## Instructions for the task
Your task is to repeat the entries exactly. Leave the pictures out.

++++

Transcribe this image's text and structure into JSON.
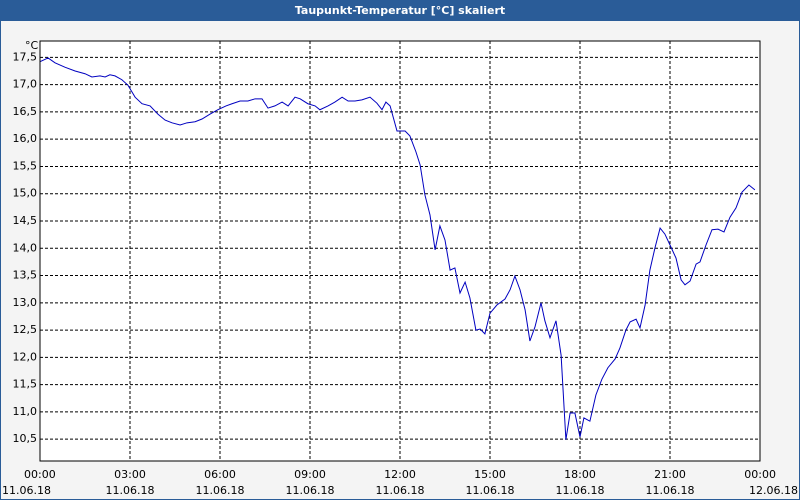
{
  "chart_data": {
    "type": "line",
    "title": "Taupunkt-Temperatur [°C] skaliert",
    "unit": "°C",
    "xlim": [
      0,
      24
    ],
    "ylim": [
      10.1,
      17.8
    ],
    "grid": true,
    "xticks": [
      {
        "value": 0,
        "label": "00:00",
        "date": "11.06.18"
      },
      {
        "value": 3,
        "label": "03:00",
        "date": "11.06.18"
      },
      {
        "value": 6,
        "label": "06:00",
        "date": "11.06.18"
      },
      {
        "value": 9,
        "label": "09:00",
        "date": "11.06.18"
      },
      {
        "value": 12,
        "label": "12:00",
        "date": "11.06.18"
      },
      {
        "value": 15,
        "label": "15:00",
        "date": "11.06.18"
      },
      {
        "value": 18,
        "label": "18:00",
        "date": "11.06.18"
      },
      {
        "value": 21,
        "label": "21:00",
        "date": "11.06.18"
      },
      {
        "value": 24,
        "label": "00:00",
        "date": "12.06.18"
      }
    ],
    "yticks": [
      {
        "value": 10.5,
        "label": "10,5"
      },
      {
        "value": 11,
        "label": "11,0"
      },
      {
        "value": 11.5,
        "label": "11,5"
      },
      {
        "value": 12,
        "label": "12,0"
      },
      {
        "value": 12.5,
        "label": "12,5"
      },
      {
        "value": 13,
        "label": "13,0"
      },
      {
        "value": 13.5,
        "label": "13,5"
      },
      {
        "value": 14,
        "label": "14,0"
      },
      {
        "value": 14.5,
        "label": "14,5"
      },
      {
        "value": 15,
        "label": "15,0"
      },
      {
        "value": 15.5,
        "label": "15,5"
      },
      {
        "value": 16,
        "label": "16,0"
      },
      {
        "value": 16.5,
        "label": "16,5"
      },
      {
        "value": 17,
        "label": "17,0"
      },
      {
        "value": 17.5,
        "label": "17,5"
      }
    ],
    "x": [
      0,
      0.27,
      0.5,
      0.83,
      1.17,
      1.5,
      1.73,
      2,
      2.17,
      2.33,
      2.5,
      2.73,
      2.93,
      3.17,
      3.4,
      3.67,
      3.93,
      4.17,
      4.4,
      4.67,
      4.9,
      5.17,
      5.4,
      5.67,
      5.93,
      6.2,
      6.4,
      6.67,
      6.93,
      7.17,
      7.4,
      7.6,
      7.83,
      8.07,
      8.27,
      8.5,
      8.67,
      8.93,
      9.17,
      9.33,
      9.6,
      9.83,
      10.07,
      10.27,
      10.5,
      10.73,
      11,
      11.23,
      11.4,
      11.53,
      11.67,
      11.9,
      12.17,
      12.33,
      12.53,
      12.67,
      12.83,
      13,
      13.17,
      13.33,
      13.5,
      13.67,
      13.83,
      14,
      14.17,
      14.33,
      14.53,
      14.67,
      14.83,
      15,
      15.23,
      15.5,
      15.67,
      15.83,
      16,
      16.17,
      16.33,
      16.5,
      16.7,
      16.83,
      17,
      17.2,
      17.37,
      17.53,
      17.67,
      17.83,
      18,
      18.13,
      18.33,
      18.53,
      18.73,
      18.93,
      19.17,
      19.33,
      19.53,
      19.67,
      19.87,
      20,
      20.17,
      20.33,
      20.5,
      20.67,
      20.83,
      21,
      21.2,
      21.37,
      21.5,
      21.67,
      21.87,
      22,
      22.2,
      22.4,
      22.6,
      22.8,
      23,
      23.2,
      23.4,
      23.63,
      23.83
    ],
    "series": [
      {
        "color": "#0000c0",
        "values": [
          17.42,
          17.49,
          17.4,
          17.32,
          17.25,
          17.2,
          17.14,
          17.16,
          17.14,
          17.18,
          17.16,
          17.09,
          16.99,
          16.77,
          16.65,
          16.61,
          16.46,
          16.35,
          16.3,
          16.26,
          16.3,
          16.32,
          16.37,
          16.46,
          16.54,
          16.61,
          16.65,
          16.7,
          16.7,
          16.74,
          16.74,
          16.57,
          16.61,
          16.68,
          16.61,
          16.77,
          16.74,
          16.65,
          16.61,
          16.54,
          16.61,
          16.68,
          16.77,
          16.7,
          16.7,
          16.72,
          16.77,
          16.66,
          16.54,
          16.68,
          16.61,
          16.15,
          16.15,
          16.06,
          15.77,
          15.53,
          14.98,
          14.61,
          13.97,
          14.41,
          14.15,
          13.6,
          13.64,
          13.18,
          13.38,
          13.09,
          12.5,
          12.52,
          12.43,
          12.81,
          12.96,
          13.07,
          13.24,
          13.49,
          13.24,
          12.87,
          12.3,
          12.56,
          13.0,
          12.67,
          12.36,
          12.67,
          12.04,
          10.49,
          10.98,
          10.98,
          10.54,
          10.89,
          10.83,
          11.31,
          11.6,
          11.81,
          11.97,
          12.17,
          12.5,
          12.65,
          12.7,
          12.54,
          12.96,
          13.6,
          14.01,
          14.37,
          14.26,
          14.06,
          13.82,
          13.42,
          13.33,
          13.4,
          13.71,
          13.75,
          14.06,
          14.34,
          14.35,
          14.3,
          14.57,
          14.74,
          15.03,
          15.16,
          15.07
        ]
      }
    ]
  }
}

++++

## Exercise answer
Transcribe this image's text and structure into JSON.
{
  "chart_data": {
    "type": "line",
    "title": "Taupunkt-Temperatur [°C] skaliert",
    "unit": "°C",
    "xlim": [
      0,
      24
    ],
    "ylim": [
      10.1,
      17.8
    ],
    "grid": true,
    "xticks": [
      {
        "value": 0,
        "label": "00:00",
        "date": "11.06.18"
      },
      {
        "value": 3,
        "label": "03:00",
        "date": "11.06.18"
      },
      {
        "value": 6,
        "label": "06:00",
        "date": "11.06.18"
      },
      {
        "value": 9,
        "label": "09:00",
        "date": "11.06.18"
      },
      {
        "value": 12,
        "label": "12:00",
        "date": "11.06.18"
      },
      {
        "value": 15,
        "label": "15:00",
        "date": "11.06.18"
      },
      {
        "value": 18,
        "label": "18:00",
        "date": "11.06.18"
      },
      {
        "value": 21,
        "label": "21:00",
        "date": "11.06.18"
      },
      {
        "value": 24,
        "label": "00:00",
        "date": "12.06.18"
      }
    ],
    "yticks": [
      {
        "value": 10.5,
        "label": "10,5"
      },
      {
        "value": 11,
        "label": "11,0"
      },
      {
        "value": 11.5,
        "label": "11,5"
      },
      {
        "value": 12,
        "label": "12,0"
      },
      {
        "value": 12.5,
        "label": "12,5"
      },
      {
        "value": 13,
        "label": "13,0"
      },
      {
        "value": 13.5,
        "label": "13,5"
      },
      {
        "value": 14,
        "label": "14,0"
      },
      {
        "value": 14.5,
        "label": "14,5"
      },
      {
        "value": 15,
        "label": "15,0"
      },
      {
        "value": 15.5,
        "label": "15,5"
      },
      {
        "value": 16,
        "label": "16,0"
      },
      {
        "value": 16.5,
        "label": "16,5"
      },
      {
        "value": 17,
        "label": "17,0"
      },
      {
        "value": 17.5,
        "label": "17,5"
      }
    ],
    "x": [
      0,
      0.27,
      0.5,
      0.83,
      1.17,
      1.5,
      1.73,
      2,
      2.17,
      2.33,
      2.5,
      2.73,
      2.93,
      3.17,
      3.4,
      3.67,
      3.93,
      4.17,
      4.4,
      4.67,
      4.9,
      5.17,
      5.4,
      5.67,
      5.93,
      6.2,
      6.4,
      6.67,
      6.93,
      7.17,
      7.4,
      7.6,
      7.83,
      8.07,
      8.27,
      8.5,
      8.67,
      8.93,
      9.17,
      9.33,
      9.6,
      9.83,
      10.07,
      10.27,
      10.5,
      10.73,
      11,
      11.23,
      11.4,
      11.53,
      11.67,
      11.9,
      12.17,
      12.33,
      12.53,
      12.67,
      12.83,
      13,
      13.17,
      13.33,
      13.5,
      13.67,
      13.83,
      14,
      14.17,
      14.33,
      14.53,
      14.67,
      14.83,
      15,
      15.23,
      15.5,
      15.67,
      15.83,
      16,
      16.17,
      16.33,
      16.5,
      16.7,
      16.83,
      17,
      17.2,
      17.37,
      17.53,
      17.67,
      17.83,
      18,
      18.13,
      18.33,
      18.53,
      18.73,
      18.93,
      19.17,
      19.33,
      19.53,
      19.67,
      19.87,
      20,
      20.17,
      20.33,
      20.5,
      20.67,
      20.83,
      21,
      21.2,
      21.37,
      21.5,
      21.67,
      21.87,
      22,
      22.2,
      22.4,
      22.6,
      22.8,
      23,
      23.2,
      23.4,
      23.63,
      23.83
    ],
    "series": [
      {
        "color": "#0000c0",
        "values": [
          17.42,
          17.49,
          17.4,
          17.32,
          17.25,
          17.2,
          17.14,
          17.16,
          17.14,
          17.18,
          17.16,
          17.09,
          16.99,
          16.77,
          16.65,
          16.61,
          16.46,
          16.35,
          16.3,
          16.26,
          16.3,
          16.32,
          16.37,
          16.46,
          16.54,
          16.61,
          16.65,
          16.7,
          16.7,
          16.74,
          16.74,
          16.57,
          16.61,
          16.68,
          16.61,
          16.77,
          16.74,
          16.65,
          16.61,
          16.54,
          16.61,
          16.68,
          16.77,
          16.7,
          16.7,
          16.72,
          16.77,
          16.66,
          16.54,
          16.68,
          16.61,
          16.15,
          16.15,
          16.06,
          15.77,
          15.53,
          14.98,
          14.61,
          13.97,
          14.41,
          14.15,
          13.6,
          13.64,
          13.18,
          13.38,
          13.09,
          12.5,
          12.52,
          12.43,
          12.81,
          12.96,
          13.07,
          13.24,
          13.49,
          13.24,
          12.87,
          12.3,
          12.56,
          13.0,
          12.67,
          12.36,
          12.67,
          12.04,
          10.49,
          10.98,
          10.98,
          10.54,
          10.89,
          10.83,
          11.31,
          11.6,
          11.81,
          11.97,
          12.17,
          12.5,
          12.65,
          12.7,
          12.54,
          12.96,
          13.6,
          14.01,
          14.37,
          14.26,
          14.06,
          13.82,
          13.42,
          13.33,
          13.4,
          13.71,
          13.75,
          14.06,
          14.34,
          14.35,
          14.3,
          14.57,
          14.74,
          15.03,
          15.16,
          15.07
        ]
      }
    ]
  }
}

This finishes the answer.